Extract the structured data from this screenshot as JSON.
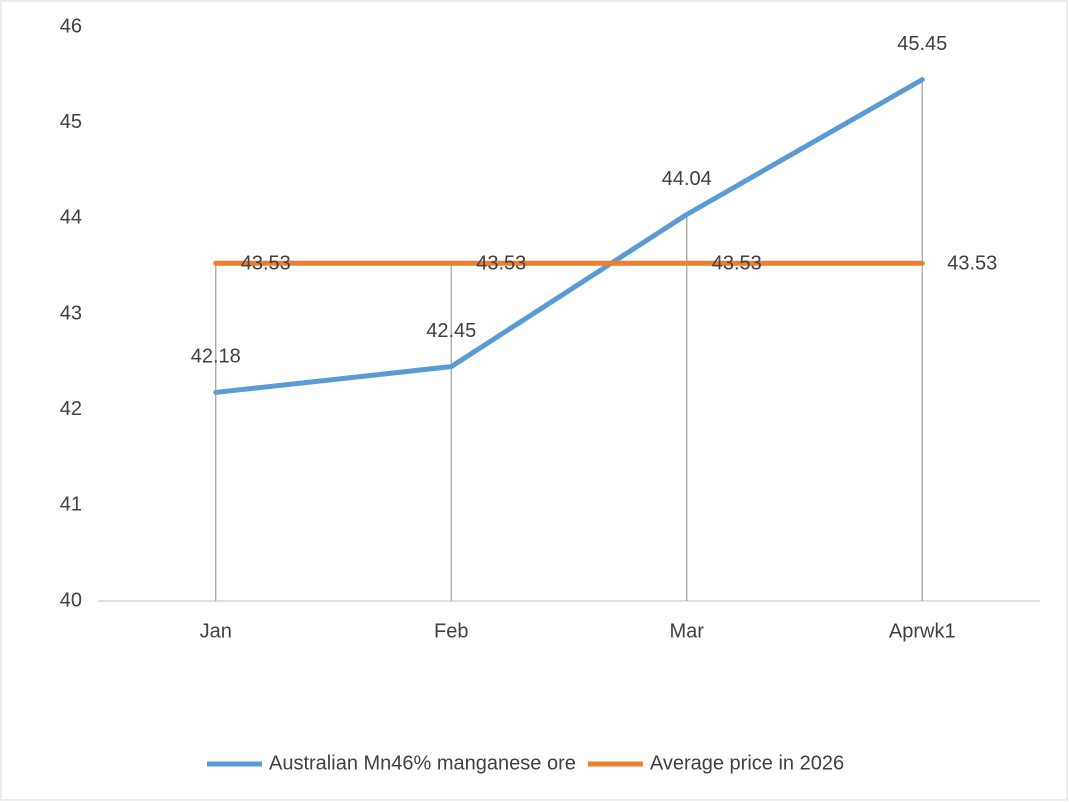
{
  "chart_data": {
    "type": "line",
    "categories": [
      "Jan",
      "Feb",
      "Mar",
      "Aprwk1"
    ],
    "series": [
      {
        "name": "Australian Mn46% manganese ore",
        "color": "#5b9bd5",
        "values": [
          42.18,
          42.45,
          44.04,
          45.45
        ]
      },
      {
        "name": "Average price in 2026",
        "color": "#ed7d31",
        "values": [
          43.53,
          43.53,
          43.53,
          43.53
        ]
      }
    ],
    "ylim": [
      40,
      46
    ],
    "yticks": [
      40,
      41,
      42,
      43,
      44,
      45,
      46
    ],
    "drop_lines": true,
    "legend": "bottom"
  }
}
==
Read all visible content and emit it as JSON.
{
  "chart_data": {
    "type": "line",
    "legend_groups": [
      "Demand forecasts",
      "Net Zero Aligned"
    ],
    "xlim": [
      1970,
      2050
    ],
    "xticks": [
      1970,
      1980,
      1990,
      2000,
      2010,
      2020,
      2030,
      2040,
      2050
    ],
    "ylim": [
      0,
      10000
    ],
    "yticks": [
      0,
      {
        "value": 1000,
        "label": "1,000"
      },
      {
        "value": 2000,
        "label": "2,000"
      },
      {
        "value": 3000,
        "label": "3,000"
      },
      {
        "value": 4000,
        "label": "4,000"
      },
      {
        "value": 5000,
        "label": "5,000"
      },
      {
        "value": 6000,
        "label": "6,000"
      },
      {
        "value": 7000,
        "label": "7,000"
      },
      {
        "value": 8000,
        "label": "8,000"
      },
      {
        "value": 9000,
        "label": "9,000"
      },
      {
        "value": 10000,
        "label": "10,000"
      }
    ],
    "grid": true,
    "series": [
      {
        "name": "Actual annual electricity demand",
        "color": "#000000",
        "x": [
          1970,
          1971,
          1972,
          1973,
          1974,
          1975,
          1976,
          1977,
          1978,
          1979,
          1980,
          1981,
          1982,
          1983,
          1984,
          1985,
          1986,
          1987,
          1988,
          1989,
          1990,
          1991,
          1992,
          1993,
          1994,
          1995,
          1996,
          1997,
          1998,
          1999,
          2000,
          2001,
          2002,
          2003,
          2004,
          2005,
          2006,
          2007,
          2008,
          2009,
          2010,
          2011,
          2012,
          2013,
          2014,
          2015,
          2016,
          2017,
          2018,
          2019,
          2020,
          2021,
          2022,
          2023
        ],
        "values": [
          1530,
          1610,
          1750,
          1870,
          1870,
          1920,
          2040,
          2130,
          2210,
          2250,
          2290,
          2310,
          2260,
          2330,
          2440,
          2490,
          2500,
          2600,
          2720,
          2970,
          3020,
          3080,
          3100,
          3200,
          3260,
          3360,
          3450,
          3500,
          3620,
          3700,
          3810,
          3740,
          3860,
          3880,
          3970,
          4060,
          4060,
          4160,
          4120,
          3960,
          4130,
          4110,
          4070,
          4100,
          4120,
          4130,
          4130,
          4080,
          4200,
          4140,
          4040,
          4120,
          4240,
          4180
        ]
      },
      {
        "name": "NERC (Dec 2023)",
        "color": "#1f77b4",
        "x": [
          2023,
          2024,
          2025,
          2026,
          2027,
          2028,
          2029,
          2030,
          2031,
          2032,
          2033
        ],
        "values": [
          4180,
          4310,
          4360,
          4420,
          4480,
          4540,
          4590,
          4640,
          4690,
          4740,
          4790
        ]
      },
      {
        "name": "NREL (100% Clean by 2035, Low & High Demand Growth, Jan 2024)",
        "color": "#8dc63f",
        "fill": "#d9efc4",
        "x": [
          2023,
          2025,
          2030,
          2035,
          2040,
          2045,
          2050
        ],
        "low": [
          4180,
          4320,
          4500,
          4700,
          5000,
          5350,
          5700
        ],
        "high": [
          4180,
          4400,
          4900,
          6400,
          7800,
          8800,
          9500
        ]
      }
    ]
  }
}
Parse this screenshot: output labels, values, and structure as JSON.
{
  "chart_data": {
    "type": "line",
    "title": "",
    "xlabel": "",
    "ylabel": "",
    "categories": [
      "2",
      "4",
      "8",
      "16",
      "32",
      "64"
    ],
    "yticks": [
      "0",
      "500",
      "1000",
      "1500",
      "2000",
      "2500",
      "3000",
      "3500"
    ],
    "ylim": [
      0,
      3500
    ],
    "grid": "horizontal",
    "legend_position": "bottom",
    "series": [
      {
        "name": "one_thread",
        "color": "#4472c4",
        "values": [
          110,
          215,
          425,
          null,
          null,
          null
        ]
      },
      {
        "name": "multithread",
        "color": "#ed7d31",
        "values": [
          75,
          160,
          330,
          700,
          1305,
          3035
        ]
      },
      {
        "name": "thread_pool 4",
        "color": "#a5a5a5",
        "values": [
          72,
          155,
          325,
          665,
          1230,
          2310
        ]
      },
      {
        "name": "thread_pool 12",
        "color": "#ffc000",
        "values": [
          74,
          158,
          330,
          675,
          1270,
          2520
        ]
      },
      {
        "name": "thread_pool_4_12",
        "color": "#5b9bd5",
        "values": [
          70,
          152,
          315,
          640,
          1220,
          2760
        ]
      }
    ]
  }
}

Problem description – Select every line where the word "name" occurs.

Response for this exercise –
        "name": "Australian Mn46% manganese ore",
        "name": "Average price in 2026",
        "name": "Actual annual electricity demand",
        "name": "NERC (Dec 2023)",
        "name": "NREL (100% Clean by 2035, Low & High Demand Growth, Jan 2024)",
        "name": "one_thread",
        "name": "multithread",
        "name": "thread_pool 4",
        "name": "thread_pool 12",
        "name": "thread_pool_4_12",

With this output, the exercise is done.